■ Collected data:
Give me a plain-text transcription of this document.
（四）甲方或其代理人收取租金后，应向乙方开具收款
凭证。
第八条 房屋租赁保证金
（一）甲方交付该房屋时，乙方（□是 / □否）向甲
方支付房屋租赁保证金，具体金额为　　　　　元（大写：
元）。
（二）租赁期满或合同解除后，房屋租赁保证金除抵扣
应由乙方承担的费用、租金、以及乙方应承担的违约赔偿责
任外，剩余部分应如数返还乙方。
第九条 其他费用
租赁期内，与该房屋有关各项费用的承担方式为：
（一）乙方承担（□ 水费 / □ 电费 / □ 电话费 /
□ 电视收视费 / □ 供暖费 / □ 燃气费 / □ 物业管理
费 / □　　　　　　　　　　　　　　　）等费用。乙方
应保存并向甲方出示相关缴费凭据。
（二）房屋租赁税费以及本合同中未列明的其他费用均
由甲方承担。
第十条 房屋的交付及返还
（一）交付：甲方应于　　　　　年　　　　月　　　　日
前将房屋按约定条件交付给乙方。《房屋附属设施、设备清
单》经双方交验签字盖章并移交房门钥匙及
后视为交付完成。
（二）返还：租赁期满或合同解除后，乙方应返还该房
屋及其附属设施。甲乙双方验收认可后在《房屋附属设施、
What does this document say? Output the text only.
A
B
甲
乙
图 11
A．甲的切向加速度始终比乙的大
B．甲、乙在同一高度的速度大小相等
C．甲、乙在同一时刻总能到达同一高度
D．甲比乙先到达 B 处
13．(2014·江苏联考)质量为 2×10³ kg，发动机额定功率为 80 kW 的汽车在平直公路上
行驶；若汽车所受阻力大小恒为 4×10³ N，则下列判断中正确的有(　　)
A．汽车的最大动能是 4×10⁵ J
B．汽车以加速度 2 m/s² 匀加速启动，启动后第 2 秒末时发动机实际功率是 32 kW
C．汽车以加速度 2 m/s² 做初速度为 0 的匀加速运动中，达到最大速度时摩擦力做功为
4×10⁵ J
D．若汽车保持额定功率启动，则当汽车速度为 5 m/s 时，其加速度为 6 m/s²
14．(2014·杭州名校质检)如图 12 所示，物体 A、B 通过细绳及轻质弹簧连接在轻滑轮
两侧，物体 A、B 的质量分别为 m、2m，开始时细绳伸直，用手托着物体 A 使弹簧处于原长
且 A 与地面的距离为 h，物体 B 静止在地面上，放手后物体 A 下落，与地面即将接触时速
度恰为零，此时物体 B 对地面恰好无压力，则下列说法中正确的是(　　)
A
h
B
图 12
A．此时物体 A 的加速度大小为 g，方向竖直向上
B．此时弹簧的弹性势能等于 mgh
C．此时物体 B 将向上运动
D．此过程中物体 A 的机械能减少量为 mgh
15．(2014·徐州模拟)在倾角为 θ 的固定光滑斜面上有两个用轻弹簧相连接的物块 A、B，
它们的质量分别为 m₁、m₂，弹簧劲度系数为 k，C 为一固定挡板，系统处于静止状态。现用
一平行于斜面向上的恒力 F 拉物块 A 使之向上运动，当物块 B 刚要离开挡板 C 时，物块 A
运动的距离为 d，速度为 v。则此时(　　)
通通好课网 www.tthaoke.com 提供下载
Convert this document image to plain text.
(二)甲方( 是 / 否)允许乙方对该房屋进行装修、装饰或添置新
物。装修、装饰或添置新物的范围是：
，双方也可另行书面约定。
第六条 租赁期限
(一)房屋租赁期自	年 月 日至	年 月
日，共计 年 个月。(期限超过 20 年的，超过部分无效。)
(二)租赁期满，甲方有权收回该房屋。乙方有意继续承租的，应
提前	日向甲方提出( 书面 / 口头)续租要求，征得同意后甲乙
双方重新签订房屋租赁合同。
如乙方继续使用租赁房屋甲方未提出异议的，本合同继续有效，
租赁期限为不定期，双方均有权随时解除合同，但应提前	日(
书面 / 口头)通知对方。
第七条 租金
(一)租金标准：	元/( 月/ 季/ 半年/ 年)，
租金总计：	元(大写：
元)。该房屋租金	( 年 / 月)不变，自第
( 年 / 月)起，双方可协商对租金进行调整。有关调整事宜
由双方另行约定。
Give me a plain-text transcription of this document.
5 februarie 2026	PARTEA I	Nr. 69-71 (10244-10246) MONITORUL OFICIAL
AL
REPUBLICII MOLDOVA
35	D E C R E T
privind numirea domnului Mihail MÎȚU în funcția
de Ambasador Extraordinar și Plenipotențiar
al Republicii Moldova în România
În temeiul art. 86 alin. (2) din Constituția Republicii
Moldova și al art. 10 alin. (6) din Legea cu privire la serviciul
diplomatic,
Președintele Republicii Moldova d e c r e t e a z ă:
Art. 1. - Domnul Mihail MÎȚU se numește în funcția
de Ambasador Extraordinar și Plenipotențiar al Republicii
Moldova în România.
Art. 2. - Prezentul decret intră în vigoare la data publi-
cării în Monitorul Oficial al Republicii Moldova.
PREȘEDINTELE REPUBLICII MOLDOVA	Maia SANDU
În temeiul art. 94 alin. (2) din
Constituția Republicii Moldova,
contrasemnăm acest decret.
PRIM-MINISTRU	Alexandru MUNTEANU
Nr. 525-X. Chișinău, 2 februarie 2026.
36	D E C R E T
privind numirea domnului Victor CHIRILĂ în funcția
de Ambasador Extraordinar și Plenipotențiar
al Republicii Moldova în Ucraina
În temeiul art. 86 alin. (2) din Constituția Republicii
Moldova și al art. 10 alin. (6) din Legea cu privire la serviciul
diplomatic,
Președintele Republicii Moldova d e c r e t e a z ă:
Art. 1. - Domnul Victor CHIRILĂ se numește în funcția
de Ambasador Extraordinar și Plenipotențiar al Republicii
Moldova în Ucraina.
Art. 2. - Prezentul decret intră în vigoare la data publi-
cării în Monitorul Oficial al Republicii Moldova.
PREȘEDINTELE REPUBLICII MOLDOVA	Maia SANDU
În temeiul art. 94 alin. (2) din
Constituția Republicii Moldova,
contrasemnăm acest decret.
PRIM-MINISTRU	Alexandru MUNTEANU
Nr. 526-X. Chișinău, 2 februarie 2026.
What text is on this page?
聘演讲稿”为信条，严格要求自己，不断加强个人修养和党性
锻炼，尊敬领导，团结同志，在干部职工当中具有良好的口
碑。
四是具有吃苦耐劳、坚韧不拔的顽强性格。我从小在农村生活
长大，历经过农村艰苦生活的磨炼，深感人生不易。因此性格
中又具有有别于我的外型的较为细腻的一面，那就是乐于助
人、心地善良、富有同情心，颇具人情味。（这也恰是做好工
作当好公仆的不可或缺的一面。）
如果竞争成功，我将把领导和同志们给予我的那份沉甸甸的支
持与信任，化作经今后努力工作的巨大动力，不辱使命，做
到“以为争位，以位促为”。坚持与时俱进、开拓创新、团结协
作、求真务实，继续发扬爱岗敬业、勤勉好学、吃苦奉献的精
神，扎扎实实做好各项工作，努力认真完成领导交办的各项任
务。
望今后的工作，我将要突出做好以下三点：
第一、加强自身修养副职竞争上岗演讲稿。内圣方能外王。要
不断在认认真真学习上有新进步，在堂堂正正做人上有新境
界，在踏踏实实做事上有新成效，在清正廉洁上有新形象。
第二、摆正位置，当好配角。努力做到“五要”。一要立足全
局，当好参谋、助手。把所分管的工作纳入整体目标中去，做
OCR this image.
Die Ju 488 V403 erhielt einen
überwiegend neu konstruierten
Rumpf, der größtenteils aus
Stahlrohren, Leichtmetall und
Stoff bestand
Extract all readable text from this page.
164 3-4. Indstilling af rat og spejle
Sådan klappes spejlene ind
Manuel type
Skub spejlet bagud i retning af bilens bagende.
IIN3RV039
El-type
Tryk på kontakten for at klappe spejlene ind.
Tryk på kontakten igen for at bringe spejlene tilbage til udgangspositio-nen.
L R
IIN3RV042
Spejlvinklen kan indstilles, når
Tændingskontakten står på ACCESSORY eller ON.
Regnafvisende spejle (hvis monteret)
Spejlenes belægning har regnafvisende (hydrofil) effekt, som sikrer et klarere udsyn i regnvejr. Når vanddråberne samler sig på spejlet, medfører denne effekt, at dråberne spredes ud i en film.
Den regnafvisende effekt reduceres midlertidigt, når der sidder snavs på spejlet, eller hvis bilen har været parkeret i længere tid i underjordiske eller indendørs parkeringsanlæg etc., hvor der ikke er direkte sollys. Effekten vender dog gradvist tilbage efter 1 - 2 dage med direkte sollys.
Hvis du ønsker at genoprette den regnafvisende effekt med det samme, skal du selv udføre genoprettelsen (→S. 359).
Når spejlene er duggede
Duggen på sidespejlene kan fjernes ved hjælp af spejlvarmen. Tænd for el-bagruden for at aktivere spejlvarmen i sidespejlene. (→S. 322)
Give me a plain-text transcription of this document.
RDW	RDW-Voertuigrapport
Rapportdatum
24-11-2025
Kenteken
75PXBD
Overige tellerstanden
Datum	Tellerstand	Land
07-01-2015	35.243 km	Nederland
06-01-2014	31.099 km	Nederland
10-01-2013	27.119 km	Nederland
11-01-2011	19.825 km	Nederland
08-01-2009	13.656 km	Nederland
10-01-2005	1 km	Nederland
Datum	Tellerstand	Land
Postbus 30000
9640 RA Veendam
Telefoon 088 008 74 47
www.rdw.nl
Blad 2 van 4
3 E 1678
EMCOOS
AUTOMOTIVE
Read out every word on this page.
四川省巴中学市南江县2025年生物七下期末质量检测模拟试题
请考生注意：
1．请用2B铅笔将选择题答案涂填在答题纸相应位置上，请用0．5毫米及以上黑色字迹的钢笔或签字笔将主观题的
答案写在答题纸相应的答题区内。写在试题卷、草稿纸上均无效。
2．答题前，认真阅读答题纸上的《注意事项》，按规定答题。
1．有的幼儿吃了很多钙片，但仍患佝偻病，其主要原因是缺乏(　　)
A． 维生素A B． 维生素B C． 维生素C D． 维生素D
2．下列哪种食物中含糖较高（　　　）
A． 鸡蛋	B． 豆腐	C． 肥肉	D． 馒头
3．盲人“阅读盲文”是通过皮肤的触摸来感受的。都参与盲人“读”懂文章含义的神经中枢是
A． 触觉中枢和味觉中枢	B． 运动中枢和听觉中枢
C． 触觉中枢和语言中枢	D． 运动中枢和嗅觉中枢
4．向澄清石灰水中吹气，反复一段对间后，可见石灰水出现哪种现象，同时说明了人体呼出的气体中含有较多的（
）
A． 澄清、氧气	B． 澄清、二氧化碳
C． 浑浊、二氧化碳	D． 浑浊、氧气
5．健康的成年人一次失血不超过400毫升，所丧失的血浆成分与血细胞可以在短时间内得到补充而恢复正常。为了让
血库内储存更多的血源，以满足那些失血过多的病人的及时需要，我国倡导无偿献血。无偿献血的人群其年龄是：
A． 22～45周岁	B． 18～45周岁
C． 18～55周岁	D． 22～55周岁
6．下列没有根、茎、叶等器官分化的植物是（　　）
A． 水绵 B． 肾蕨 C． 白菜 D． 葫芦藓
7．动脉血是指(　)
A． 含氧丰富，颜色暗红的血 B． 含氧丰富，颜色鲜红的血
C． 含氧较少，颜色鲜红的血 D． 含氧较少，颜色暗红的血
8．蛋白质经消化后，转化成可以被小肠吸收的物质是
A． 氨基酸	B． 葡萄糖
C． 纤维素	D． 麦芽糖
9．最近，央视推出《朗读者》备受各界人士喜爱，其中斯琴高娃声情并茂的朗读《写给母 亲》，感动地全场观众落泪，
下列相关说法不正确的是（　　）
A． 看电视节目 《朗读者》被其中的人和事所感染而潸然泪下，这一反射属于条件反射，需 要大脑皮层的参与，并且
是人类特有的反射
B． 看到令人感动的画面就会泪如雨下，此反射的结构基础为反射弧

■ Objective: Search the records above for "funcția". Copy each line where it is found.

■ Written reply:
privind numirea domnului Mihail MÎȚU în funcția
Art. 1. - Domnul Mihail MÎȚU se numește în funcția
privind numirea domnului Victor CHIRILĂ în funcția
Art. 1. - Domnul Victor CHIRILĂ se numește în funcția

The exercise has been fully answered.